• Work to do:
Below are some records; reproduce every one of them exactly.
--- start Entries shown ---
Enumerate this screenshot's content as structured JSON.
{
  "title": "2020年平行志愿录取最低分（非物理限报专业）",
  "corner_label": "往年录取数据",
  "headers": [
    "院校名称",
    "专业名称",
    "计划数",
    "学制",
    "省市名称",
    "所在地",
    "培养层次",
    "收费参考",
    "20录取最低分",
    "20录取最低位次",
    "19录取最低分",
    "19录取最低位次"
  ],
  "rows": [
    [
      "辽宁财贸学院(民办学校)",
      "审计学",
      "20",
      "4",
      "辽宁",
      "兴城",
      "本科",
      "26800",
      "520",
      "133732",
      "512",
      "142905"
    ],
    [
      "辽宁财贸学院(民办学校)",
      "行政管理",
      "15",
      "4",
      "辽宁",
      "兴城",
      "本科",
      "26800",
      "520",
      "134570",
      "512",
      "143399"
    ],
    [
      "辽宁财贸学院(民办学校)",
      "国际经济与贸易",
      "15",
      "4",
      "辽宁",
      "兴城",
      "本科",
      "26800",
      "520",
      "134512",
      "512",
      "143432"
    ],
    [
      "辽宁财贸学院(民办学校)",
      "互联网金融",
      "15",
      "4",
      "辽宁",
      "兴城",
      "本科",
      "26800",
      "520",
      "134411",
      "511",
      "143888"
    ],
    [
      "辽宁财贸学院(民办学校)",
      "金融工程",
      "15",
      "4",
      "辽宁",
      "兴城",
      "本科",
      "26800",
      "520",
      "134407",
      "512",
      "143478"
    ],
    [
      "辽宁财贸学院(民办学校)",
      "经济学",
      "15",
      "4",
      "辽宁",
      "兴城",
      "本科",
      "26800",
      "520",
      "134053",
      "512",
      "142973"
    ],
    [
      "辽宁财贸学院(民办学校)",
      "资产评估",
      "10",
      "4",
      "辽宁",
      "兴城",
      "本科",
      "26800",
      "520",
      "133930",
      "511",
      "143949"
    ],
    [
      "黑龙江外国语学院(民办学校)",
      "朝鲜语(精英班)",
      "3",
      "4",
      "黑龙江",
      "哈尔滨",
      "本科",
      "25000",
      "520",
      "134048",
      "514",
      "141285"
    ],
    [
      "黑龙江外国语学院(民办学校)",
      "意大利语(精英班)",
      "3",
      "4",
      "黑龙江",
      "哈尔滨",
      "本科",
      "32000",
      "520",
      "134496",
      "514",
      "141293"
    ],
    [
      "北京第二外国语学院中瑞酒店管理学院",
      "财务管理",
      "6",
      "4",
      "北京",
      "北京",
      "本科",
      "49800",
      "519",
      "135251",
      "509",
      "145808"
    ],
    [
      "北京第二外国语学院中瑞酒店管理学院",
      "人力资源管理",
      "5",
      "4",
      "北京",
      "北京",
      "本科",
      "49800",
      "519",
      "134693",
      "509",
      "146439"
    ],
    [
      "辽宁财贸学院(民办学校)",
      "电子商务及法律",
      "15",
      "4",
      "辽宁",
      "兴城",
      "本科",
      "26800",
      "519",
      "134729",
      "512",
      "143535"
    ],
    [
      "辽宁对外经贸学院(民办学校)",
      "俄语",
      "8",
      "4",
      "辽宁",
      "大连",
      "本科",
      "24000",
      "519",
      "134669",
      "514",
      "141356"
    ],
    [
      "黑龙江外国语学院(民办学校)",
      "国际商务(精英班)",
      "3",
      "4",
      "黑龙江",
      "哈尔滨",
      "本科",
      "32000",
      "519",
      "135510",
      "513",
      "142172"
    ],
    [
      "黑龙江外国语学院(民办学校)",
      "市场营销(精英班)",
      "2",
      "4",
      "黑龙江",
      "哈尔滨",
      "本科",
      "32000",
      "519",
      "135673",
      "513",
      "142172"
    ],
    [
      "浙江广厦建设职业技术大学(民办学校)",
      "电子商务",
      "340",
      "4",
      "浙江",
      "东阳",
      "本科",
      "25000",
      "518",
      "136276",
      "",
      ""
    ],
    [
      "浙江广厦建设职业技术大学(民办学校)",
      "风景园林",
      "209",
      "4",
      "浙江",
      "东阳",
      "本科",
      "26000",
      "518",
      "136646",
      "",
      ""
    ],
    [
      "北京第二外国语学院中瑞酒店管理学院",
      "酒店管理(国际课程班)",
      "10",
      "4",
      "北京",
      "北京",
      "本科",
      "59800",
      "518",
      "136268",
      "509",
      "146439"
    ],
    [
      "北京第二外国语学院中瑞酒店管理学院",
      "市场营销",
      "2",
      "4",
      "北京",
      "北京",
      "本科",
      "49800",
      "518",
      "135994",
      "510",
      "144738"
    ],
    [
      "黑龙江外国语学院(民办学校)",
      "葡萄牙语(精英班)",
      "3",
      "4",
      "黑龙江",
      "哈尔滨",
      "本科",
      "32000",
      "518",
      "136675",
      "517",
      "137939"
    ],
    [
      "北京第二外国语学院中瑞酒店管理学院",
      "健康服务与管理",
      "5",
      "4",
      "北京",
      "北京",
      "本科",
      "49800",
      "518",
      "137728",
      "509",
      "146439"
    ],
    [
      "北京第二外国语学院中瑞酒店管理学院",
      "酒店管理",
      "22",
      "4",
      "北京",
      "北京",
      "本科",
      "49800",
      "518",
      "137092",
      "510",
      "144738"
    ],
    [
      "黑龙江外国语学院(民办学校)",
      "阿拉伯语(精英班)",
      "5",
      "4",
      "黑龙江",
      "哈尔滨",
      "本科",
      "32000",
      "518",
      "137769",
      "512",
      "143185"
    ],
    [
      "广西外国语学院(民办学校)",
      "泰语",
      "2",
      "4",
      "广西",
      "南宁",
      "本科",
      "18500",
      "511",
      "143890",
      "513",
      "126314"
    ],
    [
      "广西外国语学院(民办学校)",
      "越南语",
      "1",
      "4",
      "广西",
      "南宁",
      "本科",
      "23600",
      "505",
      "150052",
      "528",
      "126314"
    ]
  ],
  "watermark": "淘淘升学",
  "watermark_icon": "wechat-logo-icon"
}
--- end Entries shown ---
• Full response:
Enumerate this screenshot's content as structured JSON.
{
  "title": "2020年平行志愿录取最低分（非物理限报专业）",
  "corner_label": "往年录取数据",
  "headers": [
    "院校名称",
    "专业名称",
    "计划数",
    "学制",
    "省市名称",
    "所在地",
    "培养层次",
    "收费参考",
    "20录取最低分",
    "20录取最低位次",
    "19录取最低分",
    "19录取最低位次"
  ],
  "rows": [
    [
      "辽宁财贸学院(民办学校)",
      "审计学",
      "20",
      "4",
      "辽宁",
      "兴城",
      "本科",
      "26800",
      "520",
      "133732",
      "512",
      "142905"
    ],
    [
      "辽宁财贸学院(民办学校)",
      "行政管理",
      "15",
      "4",
      "辽宁",
      "兴城",
      "本科",
      "26800",
      "520",
      "134570",
      "512",
      "143399"
    ],
    [
      "辽宁财贸学院(民办学校)",
      "国际经济与贸易",
      "15",
      "4",
      "辽宁",
      "兴城",
      "本科",
      "26800",
      "520",
      "134512",
      "512",
      "143432"
    ],
    [
      "辽宁财贸学院(民办学校)",
      "互联网金融",
      "15",
      "4",
      "辽宁",
      "兴城",
      "本科",
      "26800",
      "520",
      "134411",
      "511",
      "143888"
    ],
    [
      "辽宁财贸学院(民办学校)",
      "金融工程",
      "15",
      "4",
      "辽宁",
      "兴城",
      "本科",
      "26800",
      "520",
      "134407",
      "512",
      "143478"
    ],
    [
      "辽宁财贸学院(民办学校)",
      "经济学",
      "15",
      "4",
      "辽宁",
      "兴城",
      "本科",
      "26800",
      "520",
      "134053",
      "512",
      "142973"
    ],
    [
      "辽宁财贸学院(民办学校)",
      "资产评估",
      "10",
      "4",
      "辽宁",
      "兴城",
      "本科",
      "26800",
      "520",
      "133930",
      "511",
      "143949"
    ],
    [
      "黑龙江外国语学院(民办学校)",
      "朝鲜语(精英班)",
      "3",
      "4",
      "黑龙江",
      "哈尔滨",
      "本科",
      "25000",
      "520",
      "134048",
      "514",
      "141285"
    ],
    [
      "黑龙江外国语学院(民办学校)",
      "意大利语(精英班)",
      "3",
      "4",
      "黑龙江",
      "哈尔滨",
      "本科",
      "32000",
      "520",
      "134496",
      "514",
      "141293"
    ],
    [
      "北京第二外国语学院中瑞酒店管理学院",
      "财务管理",
      "6",
      "4",
      "北京",
      "北京",
      "本科",
      "49800",
      "519",
      "135251",
      "509",
      "145808"
    ],
    [
      "北京第二外国语学院中瑞酒店管理学院",
      "人力资源管理",
      "5",
      "4",
      "北京",
      "北京",
      "本科",
      "49800",
      "519",
      "134693",
      "509",
      "146439"
    ],
    [
      "辽宁财贸学院(民办学校)",
      "电子商务及法律",
      "15",
      "4",
      "辽宁",
      "兴城",
      "本科",
      "26800",
      "519",
      "134729",
      "512",
      "143535"
    ],
    [
      "辽宁对外经贸学院(民办学校)",
      "俄语",
      "8",
      "4",
      "辽宁",
      "大连",
      "本科",
      "24000",
      "519",
      "134669",
      "514",
      "141356"
    ],
    [
      "黑龙江外国语学院(民办学校)",
      "国际商务(精英班)",
      "3",
      "4",
      "黑龙江",
      "哈尔滨",
      "本科",
      "32000",
      "519",
      "135510",
      "513",
      "142172"
    ],
    [
      "黑龙江外国语学院(民办学校)",
      "市场营销(精英班)",
      "2",
      "4",
      "黑龙江",
      "哈尔滨",
      "本科",
      "32000",
      "519",
      "135673",
      "513",
      "142172"
    ],
    [
      "浙江广厦建设职业技术大学(民办学校)",
      "电子商务",
      "340",
      "4",
      "浙江",
      "东阳",
      "本科",
      "25000",
      "518",
      "136276",
      "",
      ""
    ],
    [
      "浙江广厦建设职业技术大学(民办学校)",
      "风景园林",
      "209",
      "4",
      "浙江",
      "东阳",
      "本科",
      "26000",
      "518",
      "136646",
      "",
      ""
    ],
    [
      "北京第二外国语学院中瑞酒店管理学院",
      "酒店管理(国际课程班)",
      "10",
      "4",
      "北京",
      "北京",
      "本科",
      "59800",
      "518",
      "136268",
      "509",
      "146439"
    ],
    [
      "北京第二外国语学院中瑞酒店管理学院",
      "市场营销",
      "2",
      "4",
      "北京",
      "北京",
      "本科",
      "49800",
      "518",
      "135994",
      "510",
      "144738"
    ],
    [
      "黑龙江外国语学院(民办学校)",
      "葡萄牙语(精英班)",
      "3",
      "4",
      "黑龙江",
      "哈尔滨",
      "本科",
      "32000",
      "518",
      "136675",
      "517",
      "137939"
    ],
    [
      "北京第二外国语学院中瑞酒店管理学院",
      "健康服务与管理",
      "5",
      "4",
      "北京",
      "北京",
      "本科",
      "49800",
      "518",
      "137728",
      "509",
      "146439"
    ],
    [
      "北京第二外国语学院中瑞酒店管理学院",
      "酒店管理",
      "22",
      "4",
      "北京",
      "北京",
      "本科",
      "49800",
      "518",
      "137092",
      "510",
      "144738"
    ],
    [
      "黑龙江外国语学院(民办学校)",
      "阿拉伯语(精英班)",
      "5",
      "4",
      "黑龙江",
      "哈尔滨",
      "本科",
      "32000",
      "518",
      "137769",
      "512",
      "143185"
    ],
    [
      "广西外国语学院(民办学校)",
      "泰语",
      "2",
      "4",
      "广西",
      "南宁",
      "本科",
      "18500",
      "511",
      "143890",
      "513",
      "126314"
    ],
    [
      "广西外国语学院(民办学校)",
      "越南语",
      "1",
      "4",
      "广西",
      "南宁",
      "本科",
      "23600",
      "505",
      "150052",
      "528",
      "126314"
    ]
  ],
  "watermark": "淘淘升学",
  "watermark_icon": "wechat-logo-icon"
}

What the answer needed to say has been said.